### TASK DETAILS
Of the lines in the listing, how many include the string "Социальное"? Write the number and nothing else.

### INPUT DATA
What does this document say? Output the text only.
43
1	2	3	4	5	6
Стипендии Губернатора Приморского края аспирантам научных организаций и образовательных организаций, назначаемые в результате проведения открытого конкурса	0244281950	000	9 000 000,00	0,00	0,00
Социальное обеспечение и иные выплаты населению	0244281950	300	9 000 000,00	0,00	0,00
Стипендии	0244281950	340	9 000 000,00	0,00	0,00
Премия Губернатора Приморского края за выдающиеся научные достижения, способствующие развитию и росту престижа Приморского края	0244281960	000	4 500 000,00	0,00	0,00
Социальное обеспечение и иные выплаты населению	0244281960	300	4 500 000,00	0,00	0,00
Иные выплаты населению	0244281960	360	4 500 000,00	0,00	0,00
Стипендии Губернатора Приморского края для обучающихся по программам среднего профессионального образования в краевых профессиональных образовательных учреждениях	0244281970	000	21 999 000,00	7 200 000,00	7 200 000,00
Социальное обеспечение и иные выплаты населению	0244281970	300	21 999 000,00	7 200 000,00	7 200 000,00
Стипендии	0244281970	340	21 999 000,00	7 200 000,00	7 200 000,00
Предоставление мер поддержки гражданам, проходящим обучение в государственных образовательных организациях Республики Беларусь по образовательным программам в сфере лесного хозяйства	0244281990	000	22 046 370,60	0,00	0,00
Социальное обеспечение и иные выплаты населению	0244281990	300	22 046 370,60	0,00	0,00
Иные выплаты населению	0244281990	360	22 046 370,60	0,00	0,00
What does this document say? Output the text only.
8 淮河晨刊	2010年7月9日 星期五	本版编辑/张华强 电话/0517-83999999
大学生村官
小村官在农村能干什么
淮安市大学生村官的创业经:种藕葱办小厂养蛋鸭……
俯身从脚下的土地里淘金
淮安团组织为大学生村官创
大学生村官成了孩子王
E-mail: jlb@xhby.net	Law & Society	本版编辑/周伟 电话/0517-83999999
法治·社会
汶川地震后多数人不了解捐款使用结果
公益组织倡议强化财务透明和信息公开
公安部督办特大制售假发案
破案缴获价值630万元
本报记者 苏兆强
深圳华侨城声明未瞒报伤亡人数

### TASK RESULT
4